DUOX1 gene neighbours highly expressed in LIHC were mainly associated with GTPase activity and the mitotic cell cycle when analysed according to biological processes (Supplementary Table 1). For cellular components, DUOX1 was associated with intracellular cellular components, and for molecular functions, it was associated with binding-related functions (kinesin, GTPase, and NADPH oxidase).

DUOX2

DUOX2 gene neighbours highly expressed in LIHC were mainly associated with differentiation, hydrogen peroxide metabolism, and negative regulation of cell proliferation when analysed according to biological processes (Supplementary Table 1). For cellular components, DUOX2 was associated with the extracellular space and membrane, and binding-related molecular functions (calcium-dependent phospholipid binding, RNA polymerase DNA binding, and CXCR receptor binding).

GSEA of the NOX family in LIHC

GSEA was performed to identify significantly enriched pathways that differed between the high (top 10%) and low (bottom 10%) NOX-expressing groups based on pathways provided in curated gene set enrichment analysis, KEGG, and oncogenic signatures of gene sets that represent the signatures of cellular pathways often dis-regulated in cancer (Figs. 3 and 4, and Supplementary Table 2).

* _Problem set_:
**a.** Write out the part of the passage on NOX genes in LIHC starting at "DUOX2 gene neighbours" and ending at "CXCR receptor binding).".
**b.** Answer these questions from the passage on NOX genes in LIHC.
(i) Which three binding-related molecular functions are named for DUOX1?
(ii) Which cellular components was DUOX2 associated with?
(iii) What portions of NOX expression defined the high and low groups in the GSEA?

(Dataset entries)
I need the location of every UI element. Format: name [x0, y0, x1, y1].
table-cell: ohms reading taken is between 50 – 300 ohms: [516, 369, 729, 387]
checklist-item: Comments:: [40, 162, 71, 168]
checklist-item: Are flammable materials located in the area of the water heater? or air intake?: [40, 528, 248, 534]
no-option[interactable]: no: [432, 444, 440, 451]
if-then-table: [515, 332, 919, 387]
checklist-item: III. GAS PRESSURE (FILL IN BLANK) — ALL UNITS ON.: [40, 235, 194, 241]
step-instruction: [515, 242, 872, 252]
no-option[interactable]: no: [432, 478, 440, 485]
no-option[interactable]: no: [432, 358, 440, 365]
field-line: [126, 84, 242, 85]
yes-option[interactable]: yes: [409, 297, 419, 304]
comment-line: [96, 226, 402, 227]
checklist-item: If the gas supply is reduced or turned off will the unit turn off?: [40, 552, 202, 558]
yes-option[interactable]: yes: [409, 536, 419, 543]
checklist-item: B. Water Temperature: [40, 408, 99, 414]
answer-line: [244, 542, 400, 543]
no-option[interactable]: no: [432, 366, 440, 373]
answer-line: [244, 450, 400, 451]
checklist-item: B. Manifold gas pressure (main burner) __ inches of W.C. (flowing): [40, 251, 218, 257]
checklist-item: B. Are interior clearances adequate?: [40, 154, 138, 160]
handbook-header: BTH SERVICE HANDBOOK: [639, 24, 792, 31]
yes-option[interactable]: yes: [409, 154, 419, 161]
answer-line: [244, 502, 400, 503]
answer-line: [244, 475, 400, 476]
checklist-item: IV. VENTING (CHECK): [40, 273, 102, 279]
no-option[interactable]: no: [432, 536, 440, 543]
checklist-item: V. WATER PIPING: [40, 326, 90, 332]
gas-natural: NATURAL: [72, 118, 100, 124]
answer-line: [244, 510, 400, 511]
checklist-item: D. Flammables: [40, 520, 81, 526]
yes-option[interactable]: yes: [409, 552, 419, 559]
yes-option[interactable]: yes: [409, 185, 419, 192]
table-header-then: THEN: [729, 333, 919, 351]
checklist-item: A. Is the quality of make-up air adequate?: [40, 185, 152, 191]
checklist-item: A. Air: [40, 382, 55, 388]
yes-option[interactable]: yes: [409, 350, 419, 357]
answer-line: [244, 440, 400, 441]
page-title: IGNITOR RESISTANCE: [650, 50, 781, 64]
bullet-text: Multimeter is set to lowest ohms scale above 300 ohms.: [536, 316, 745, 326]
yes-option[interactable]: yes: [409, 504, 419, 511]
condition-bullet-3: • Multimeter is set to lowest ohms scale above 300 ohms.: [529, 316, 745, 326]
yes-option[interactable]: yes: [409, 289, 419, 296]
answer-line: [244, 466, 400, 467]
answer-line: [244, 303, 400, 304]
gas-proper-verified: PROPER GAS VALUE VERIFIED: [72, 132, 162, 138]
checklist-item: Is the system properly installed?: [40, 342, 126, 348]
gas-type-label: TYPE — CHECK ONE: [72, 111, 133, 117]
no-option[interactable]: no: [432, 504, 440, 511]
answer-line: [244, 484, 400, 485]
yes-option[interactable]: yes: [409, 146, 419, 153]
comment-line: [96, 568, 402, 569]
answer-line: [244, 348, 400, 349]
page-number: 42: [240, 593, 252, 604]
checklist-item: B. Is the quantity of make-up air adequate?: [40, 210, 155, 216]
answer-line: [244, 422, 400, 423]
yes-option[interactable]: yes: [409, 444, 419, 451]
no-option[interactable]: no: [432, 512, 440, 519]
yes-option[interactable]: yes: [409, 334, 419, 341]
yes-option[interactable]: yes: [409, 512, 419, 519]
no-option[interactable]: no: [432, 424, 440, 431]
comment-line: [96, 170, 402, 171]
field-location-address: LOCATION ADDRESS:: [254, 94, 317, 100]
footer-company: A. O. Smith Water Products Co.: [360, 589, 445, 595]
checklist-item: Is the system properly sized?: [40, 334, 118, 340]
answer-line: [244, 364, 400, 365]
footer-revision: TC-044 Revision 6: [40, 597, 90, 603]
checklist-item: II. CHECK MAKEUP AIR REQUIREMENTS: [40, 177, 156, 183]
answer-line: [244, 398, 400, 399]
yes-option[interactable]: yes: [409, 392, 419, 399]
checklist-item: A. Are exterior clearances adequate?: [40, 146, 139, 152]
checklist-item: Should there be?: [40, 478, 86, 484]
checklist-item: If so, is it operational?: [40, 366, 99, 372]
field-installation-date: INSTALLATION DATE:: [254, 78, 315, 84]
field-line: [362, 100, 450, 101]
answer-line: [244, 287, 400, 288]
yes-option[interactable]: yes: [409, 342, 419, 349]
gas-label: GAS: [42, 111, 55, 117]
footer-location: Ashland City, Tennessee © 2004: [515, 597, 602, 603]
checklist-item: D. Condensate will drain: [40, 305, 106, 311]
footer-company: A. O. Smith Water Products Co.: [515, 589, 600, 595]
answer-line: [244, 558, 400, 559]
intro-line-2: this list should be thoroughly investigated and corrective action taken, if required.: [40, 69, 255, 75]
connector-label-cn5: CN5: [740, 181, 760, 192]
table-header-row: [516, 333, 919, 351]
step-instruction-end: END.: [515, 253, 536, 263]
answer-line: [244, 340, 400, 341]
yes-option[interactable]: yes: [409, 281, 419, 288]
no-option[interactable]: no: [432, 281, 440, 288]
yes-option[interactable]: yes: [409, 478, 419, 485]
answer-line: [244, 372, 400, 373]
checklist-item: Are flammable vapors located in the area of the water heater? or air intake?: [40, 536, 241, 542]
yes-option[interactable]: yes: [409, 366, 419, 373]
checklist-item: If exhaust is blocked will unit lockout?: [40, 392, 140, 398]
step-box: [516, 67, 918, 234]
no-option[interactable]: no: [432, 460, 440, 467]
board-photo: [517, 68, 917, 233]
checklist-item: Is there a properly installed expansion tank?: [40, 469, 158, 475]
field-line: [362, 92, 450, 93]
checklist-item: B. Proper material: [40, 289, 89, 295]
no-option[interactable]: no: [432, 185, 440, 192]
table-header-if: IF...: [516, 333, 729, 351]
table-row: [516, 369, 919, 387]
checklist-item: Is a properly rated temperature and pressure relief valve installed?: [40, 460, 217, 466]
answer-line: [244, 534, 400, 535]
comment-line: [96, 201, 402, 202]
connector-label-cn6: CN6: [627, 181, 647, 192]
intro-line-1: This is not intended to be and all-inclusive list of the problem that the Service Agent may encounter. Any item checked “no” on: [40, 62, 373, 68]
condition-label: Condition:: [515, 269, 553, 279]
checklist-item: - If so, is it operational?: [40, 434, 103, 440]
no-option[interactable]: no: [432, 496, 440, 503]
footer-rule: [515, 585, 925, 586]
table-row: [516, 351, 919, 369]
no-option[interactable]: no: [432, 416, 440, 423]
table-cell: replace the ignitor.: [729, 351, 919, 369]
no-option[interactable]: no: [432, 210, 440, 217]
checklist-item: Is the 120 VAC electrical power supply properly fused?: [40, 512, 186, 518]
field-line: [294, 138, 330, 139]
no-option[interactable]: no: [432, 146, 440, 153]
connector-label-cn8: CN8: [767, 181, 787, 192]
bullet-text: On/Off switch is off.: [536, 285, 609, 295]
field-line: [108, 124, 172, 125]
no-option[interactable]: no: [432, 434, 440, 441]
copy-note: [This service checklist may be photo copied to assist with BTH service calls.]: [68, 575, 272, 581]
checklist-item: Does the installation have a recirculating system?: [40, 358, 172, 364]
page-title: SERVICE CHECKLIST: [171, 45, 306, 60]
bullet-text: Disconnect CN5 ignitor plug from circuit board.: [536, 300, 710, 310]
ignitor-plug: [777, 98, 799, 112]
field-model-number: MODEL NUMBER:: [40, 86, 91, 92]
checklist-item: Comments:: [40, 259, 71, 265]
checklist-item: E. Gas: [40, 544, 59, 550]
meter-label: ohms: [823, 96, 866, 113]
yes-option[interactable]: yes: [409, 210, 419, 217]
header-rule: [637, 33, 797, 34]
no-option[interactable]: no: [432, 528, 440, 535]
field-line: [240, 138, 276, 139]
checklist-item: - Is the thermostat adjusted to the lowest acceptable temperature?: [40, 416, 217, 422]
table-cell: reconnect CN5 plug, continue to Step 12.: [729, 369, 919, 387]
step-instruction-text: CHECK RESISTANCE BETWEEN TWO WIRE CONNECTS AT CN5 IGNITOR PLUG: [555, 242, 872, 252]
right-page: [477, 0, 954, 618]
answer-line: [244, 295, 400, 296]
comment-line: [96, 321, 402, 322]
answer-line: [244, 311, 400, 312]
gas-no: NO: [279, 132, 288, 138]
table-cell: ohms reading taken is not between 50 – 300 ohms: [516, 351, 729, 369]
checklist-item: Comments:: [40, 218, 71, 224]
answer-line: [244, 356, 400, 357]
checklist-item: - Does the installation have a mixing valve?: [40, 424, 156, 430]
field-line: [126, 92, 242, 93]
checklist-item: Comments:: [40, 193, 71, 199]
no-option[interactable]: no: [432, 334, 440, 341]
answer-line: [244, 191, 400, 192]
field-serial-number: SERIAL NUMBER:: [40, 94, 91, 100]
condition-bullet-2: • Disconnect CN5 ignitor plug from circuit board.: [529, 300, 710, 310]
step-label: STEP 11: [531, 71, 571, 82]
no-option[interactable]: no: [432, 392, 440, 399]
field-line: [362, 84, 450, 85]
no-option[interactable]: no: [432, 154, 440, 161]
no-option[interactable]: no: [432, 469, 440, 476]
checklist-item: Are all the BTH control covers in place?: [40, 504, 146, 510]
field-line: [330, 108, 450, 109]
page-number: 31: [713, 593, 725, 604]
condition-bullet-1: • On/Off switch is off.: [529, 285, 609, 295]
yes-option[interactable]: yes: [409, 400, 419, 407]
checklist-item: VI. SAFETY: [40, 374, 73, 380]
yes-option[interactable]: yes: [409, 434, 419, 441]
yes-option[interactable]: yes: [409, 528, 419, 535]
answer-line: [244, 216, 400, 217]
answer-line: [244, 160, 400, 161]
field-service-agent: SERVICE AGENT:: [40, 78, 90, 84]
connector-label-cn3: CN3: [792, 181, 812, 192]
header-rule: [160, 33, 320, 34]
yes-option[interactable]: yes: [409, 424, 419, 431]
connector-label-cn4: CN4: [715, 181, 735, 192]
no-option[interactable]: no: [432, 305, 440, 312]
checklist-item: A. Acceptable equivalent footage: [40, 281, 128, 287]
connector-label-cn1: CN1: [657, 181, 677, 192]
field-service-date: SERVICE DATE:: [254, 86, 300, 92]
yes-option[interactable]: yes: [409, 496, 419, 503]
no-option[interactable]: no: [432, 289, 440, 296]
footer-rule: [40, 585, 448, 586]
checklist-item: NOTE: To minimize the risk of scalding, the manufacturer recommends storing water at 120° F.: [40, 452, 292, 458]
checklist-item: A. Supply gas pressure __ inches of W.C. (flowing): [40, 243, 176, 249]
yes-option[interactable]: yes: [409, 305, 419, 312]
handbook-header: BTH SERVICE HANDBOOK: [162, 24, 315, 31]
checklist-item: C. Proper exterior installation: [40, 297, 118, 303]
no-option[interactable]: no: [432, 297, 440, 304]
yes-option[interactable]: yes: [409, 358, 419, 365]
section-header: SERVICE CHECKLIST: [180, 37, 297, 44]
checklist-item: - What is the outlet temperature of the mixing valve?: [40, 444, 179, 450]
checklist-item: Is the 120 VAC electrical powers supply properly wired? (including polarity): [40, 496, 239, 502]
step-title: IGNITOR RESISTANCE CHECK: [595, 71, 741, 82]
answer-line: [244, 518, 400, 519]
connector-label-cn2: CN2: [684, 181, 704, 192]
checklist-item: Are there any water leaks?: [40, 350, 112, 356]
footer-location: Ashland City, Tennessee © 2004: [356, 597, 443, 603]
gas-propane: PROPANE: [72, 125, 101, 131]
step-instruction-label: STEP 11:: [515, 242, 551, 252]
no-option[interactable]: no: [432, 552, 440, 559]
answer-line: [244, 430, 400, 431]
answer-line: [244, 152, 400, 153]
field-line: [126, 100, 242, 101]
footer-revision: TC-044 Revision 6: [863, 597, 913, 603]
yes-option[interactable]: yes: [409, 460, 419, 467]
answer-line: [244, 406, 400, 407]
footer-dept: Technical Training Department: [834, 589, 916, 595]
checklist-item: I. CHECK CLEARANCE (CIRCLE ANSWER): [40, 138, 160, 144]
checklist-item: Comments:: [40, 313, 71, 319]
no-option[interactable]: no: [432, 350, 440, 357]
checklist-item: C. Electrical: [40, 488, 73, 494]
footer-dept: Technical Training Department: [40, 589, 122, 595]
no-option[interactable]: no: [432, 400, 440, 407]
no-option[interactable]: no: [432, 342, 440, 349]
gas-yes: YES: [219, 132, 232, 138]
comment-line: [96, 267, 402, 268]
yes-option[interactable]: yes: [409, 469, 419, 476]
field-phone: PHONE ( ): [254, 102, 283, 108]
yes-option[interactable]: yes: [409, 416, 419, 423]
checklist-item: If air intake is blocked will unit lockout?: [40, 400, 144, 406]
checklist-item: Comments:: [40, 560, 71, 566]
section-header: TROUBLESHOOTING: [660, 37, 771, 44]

* _Results of the exercise_:
**a.**
DUOX2 gene neighbours highly expressed in LIHC were mainly associated with differentiation, hydrogen peroxide metabolism, and negative regulation of cell proliferation when analysed according to biological processes (Supplementary Table 1). For cellular components, DUOX2 was associated with the extracellular space and membrane, and binding-related molecular functions (calcium-dependent phospholipid binding, RNA polymerase DNA binding, and CXCR receptor binding).

**b.**
(i) Kinesin, GTPase, and NADPH oxidase.
(ii) The extracellular space and membrane.
(iii) The top 10% and the bottom 10%.